--- Information provided ---

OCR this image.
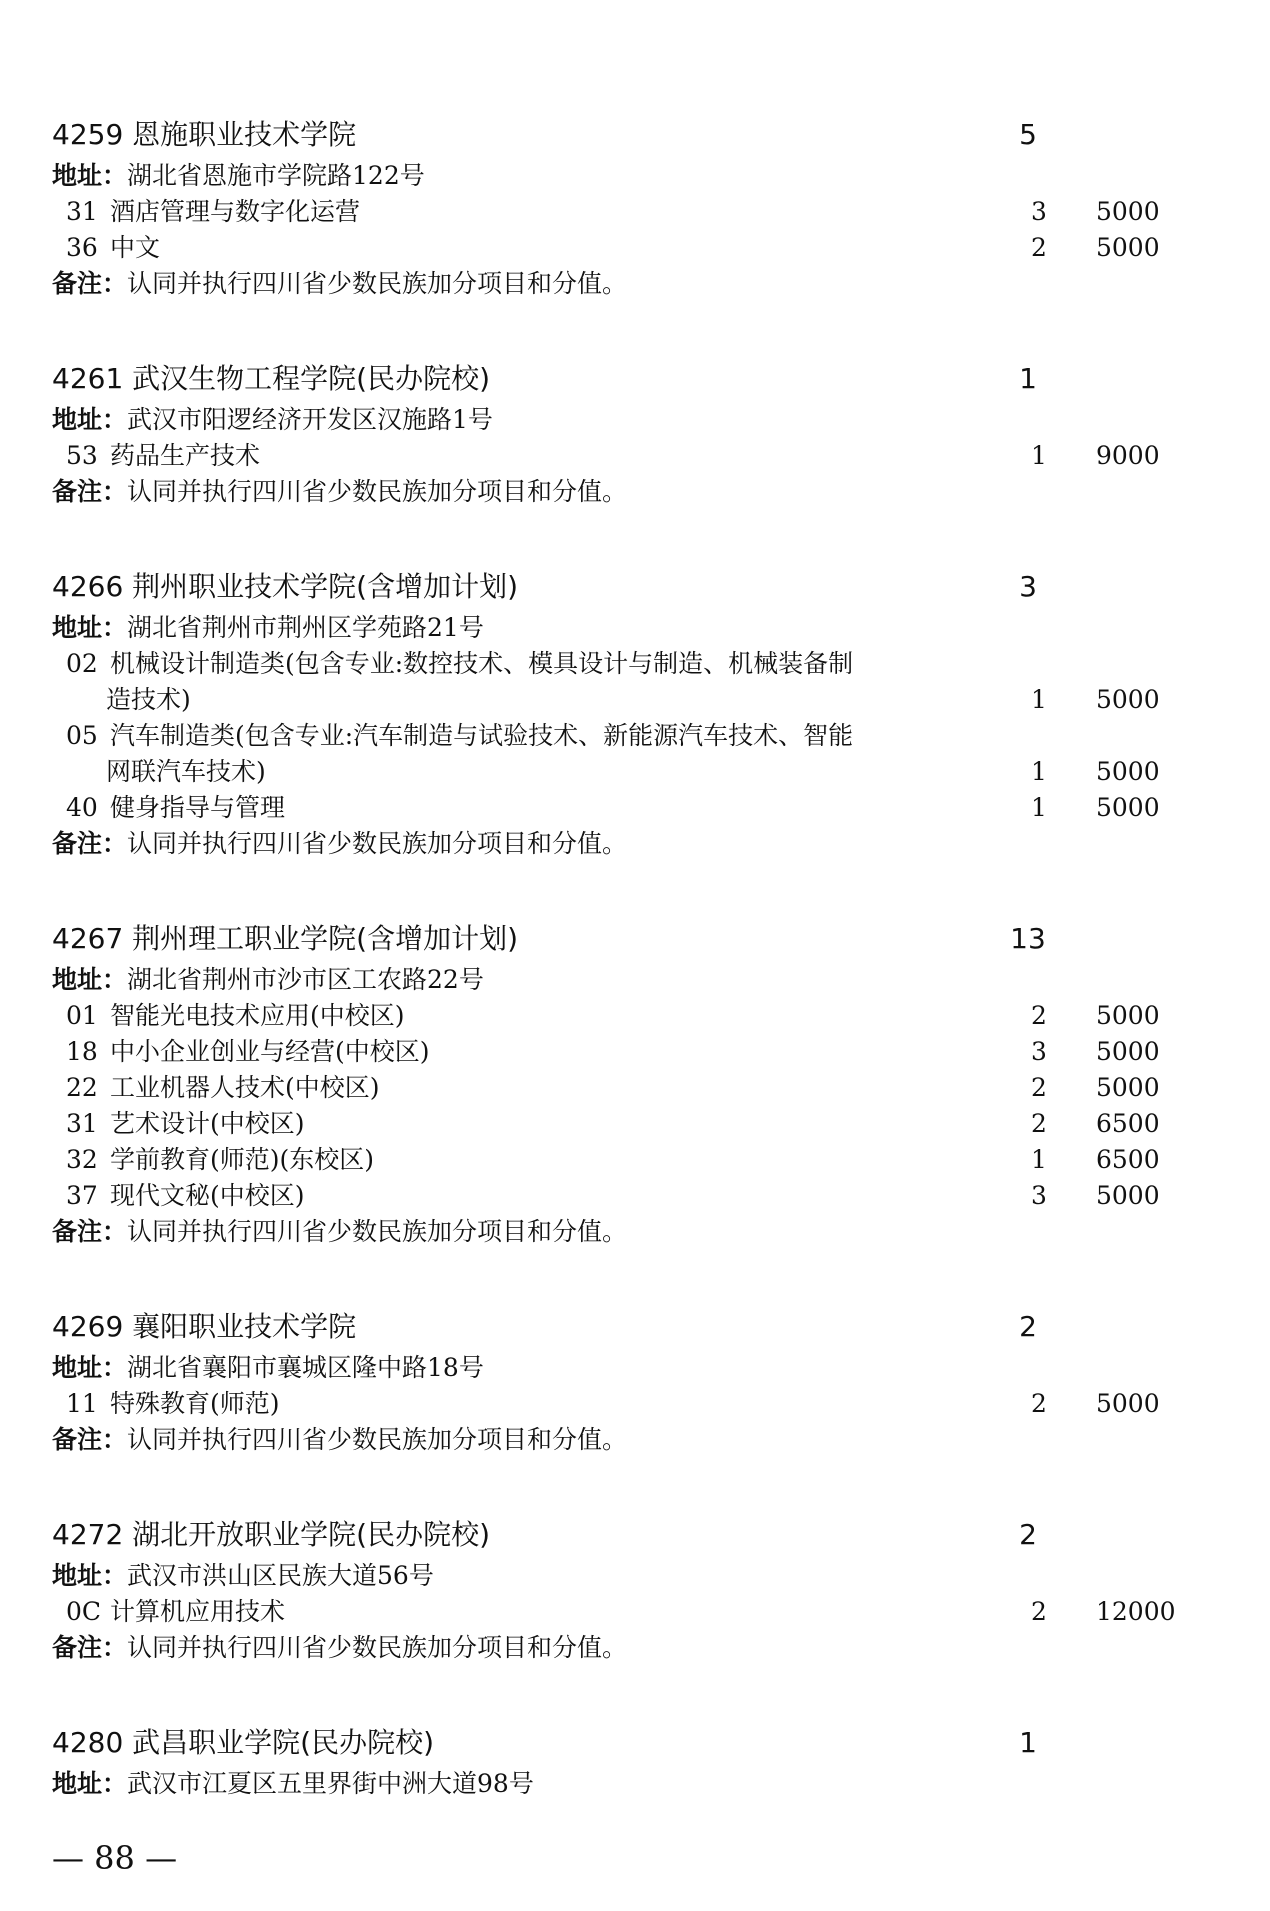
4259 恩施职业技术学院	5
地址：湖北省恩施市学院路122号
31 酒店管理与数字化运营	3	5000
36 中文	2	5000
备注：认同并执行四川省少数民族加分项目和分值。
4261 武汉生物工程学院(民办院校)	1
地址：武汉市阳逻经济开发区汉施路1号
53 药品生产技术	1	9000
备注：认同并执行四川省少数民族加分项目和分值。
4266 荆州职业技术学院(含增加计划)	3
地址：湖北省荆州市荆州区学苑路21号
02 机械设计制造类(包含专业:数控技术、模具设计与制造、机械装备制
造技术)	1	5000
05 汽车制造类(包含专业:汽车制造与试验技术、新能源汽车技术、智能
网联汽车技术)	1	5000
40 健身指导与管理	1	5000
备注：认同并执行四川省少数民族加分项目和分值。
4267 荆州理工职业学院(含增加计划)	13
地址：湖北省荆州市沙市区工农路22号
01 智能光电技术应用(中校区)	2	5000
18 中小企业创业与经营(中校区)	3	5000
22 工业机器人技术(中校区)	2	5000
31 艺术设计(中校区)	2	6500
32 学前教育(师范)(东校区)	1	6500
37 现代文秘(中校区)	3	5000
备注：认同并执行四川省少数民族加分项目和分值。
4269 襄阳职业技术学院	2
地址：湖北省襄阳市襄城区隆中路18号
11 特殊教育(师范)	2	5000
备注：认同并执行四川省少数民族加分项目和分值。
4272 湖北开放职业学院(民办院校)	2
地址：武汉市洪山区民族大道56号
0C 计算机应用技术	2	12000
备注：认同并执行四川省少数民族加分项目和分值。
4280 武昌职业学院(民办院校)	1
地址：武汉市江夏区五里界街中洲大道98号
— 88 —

---

- _Instructions for the task_
The data above should be repeated exactly, minus any pictures.

- _The answer_
OCR this image.
4259 恩施职业技术学院	5
地址：湖北省恩施市学院路122号
31 酒店管理与数字化运营	3	5000
36 中文	2	5000
备注：认同并执行四川省少数民族加分项目和分值。
4261 武汉生物工程学院(民办院校)	1
地址：武汉市阳逻经济开发区汉施路1号
53 药品生产技术	1	9000
备注：认同并执行四川省少数民族加分项目和分值。
4266 荆州职业技术学院(含增加计划)	3
地址：湖北省荆州市荆州区学苑路21号
02 机械设计制造类(包含专业:数控技术、模具设计与制造、机械装备制
造技术)	1	5000
05 汽车制造类(包含专业:汽车制造与试验技术、新能源汽车技术、智能
网联汽车技术)	1	5000
40 健身指导与管理	1	5000
备注：认同并执行四川省少数民族加分项目和分值。
4267 荆州理工职业学院(含增加计划)	13
地址：湖北省荆州市沙市区工农路22号
01 智能光电技术应用(中校区)	2	5000
18 中小企业创业与经营(中校区)	3	5000
22 工业机器人技术(中校区)	2	5000
31 艺术设计(中校区)	2	6500
32 学前教育(师范)(东校区)	1	6500
37 现代文秘(中校区)	3	5000
备注：认同并执行四川省少数民族加分项目和分值。
4269 襄阳职业技术学院	2
地址：湖北省襄阳市襄城区隆中路18号
11 特殊教育(师范)	2	5000
备注：认同并执行四川省少数民族加分项目和分值。
4272 湖北开放职业学院(民办院校)	2
地址：武汉市洪山区民族大道56号
0C 计算机应用技术	2	12000
备注：认同并执行四川省少数民族加分项目和分值。
4280 武昌职业学院(民办院校)	1
地址：武汉市江夏区五里界街中洲大道98号
— 88 —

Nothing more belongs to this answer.